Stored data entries
<<<<
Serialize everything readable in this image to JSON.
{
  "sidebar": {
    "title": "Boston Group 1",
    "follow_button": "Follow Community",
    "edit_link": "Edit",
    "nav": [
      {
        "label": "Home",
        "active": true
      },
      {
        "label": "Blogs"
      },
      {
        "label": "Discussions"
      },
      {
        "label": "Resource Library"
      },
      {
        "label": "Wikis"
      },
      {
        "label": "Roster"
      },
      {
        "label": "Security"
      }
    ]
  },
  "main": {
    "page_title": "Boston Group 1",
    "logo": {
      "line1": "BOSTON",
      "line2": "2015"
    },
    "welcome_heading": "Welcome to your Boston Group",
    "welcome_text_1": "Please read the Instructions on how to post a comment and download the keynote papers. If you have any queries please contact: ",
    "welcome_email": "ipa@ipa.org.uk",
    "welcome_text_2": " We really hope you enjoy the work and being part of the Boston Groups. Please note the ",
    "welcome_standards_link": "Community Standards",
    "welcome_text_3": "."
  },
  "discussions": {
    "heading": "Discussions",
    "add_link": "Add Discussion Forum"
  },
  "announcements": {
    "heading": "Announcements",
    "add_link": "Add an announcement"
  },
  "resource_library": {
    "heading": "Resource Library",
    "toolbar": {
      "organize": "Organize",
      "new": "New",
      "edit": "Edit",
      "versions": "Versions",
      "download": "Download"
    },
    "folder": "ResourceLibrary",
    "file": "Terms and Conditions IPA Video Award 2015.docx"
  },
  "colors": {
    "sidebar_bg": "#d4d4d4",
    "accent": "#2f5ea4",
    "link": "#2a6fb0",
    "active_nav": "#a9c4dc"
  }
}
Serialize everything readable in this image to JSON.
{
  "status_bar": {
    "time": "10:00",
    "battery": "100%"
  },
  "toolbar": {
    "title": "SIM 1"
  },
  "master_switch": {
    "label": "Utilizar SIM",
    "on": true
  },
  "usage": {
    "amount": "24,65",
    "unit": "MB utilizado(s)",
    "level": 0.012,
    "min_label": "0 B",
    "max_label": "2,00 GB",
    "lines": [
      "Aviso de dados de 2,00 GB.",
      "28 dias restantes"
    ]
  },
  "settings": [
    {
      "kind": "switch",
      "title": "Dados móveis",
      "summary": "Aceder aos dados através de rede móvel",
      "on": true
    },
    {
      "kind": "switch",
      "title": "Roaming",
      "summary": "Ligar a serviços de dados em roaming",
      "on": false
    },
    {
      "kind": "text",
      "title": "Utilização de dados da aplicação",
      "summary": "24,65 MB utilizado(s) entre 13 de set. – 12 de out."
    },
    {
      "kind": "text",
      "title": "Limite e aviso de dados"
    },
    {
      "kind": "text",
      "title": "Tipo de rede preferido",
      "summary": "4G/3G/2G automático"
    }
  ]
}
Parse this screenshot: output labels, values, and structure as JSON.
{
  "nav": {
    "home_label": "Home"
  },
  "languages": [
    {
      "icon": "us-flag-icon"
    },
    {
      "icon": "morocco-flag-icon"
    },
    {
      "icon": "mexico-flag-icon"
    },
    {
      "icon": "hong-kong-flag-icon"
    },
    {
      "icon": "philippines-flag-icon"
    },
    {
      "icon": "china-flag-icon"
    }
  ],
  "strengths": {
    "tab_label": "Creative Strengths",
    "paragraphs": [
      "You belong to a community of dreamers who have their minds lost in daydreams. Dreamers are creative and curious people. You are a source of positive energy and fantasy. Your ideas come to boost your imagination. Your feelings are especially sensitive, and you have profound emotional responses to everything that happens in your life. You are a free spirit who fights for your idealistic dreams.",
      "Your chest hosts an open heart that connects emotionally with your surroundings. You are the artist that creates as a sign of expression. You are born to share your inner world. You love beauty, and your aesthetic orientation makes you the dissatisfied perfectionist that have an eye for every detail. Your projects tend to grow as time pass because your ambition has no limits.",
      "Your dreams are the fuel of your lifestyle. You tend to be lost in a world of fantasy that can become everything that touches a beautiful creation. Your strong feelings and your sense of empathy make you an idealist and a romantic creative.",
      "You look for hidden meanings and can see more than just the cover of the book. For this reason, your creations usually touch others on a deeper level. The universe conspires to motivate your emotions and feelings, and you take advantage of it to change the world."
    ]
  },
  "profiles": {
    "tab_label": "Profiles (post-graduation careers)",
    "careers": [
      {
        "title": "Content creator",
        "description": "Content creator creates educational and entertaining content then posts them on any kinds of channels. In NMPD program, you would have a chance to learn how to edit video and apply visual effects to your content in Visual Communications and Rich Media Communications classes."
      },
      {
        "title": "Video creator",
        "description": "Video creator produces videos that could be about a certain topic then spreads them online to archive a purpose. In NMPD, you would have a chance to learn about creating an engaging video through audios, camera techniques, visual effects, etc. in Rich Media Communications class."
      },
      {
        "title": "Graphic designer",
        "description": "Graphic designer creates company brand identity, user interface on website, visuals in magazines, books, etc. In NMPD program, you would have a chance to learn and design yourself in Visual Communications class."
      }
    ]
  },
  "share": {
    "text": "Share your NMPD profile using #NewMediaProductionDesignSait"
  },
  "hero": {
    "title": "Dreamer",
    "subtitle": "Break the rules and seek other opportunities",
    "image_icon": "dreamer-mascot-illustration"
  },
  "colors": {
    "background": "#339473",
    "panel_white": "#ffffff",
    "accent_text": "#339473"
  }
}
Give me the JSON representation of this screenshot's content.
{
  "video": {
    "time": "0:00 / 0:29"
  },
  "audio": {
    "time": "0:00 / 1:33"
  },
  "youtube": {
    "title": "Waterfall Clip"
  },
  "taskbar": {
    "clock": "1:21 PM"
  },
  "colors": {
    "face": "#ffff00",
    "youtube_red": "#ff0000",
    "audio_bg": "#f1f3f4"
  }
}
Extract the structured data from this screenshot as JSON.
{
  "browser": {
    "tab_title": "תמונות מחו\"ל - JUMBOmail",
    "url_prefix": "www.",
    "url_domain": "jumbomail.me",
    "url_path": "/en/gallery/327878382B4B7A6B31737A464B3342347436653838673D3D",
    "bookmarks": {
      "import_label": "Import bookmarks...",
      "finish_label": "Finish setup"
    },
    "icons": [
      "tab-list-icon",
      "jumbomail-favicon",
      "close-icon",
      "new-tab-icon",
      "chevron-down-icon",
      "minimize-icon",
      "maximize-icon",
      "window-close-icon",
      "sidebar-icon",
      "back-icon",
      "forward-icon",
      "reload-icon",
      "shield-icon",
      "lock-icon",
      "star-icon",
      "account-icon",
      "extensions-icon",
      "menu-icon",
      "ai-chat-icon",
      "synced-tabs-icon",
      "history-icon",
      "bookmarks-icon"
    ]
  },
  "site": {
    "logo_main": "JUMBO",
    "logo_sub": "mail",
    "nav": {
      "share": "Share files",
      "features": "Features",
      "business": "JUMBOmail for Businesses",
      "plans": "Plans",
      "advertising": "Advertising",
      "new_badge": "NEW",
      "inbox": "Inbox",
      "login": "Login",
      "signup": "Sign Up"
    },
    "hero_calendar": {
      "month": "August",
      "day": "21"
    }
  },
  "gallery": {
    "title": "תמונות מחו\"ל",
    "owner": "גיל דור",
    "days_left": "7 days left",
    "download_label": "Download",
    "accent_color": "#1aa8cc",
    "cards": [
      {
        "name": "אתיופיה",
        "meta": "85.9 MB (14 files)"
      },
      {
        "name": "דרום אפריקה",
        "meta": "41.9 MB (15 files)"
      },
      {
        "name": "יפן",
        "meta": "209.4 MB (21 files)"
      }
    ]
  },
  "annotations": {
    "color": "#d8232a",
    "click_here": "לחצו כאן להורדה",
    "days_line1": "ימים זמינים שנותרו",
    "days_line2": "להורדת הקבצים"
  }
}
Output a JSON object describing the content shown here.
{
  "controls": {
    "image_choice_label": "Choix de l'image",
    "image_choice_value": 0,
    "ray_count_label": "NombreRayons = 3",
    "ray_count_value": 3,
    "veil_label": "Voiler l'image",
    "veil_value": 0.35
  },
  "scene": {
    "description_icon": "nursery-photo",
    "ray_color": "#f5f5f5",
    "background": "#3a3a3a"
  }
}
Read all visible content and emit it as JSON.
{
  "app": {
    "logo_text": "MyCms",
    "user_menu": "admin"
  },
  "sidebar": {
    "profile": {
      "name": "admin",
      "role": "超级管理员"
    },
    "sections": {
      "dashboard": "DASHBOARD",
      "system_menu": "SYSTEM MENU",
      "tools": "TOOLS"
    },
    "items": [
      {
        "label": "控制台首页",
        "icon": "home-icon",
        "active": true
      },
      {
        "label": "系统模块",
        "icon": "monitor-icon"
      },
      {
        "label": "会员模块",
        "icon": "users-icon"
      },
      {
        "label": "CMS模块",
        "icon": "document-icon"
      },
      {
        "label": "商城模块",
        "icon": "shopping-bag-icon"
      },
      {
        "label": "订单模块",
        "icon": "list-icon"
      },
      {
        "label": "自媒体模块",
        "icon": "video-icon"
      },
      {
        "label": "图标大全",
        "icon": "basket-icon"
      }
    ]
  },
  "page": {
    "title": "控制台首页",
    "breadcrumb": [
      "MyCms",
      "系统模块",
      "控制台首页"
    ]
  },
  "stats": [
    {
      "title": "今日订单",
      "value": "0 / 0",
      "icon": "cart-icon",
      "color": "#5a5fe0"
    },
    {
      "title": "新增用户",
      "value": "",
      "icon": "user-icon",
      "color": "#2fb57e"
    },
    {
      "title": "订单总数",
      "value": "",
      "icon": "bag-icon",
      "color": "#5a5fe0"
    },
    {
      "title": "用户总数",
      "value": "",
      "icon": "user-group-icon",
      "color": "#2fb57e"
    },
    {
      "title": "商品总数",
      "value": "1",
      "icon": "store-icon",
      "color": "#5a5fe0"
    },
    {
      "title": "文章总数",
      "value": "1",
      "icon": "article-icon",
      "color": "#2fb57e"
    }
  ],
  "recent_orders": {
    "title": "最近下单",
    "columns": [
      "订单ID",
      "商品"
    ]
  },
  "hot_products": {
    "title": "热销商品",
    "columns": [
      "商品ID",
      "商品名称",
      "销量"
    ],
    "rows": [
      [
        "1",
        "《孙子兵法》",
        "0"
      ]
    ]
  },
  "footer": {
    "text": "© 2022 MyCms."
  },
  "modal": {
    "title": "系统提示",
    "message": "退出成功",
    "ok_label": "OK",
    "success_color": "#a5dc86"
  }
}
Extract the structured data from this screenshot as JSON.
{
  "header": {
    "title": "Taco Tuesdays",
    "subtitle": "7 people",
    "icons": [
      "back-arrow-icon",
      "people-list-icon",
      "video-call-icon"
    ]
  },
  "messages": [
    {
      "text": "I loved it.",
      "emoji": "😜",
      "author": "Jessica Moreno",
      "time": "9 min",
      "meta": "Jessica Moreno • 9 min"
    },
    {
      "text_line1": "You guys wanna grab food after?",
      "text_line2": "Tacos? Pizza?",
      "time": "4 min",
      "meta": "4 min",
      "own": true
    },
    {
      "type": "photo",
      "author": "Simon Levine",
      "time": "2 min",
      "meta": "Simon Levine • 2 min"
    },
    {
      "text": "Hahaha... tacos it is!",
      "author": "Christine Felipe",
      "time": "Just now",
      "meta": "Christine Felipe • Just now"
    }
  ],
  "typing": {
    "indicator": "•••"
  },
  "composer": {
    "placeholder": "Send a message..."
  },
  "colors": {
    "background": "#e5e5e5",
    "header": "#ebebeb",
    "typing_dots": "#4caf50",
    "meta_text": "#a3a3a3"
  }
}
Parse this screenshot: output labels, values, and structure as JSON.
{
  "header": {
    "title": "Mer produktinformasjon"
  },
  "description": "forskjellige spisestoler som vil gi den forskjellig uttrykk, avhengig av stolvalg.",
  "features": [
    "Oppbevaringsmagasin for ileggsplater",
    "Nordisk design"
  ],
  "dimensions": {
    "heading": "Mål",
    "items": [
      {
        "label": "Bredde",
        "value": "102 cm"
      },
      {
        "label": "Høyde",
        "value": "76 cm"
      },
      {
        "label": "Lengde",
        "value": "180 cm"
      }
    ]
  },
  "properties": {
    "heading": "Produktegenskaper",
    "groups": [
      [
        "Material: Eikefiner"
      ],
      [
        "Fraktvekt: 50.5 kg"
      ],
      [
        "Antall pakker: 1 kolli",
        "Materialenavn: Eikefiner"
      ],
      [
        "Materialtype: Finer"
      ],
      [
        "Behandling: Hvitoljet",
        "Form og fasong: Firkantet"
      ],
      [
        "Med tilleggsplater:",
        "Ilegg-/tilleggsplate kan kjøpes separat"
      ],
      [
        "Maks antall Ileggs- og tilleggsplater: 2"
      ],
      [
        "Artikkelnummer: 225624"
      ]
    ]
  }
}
>>>>
### Problem to solve:
Reproduce each line of the entries in which the word "Moreno" is found.

### Final result:
      "author": "Jessica Moreno",
      "meta": "Jessica Moreno • 9 min"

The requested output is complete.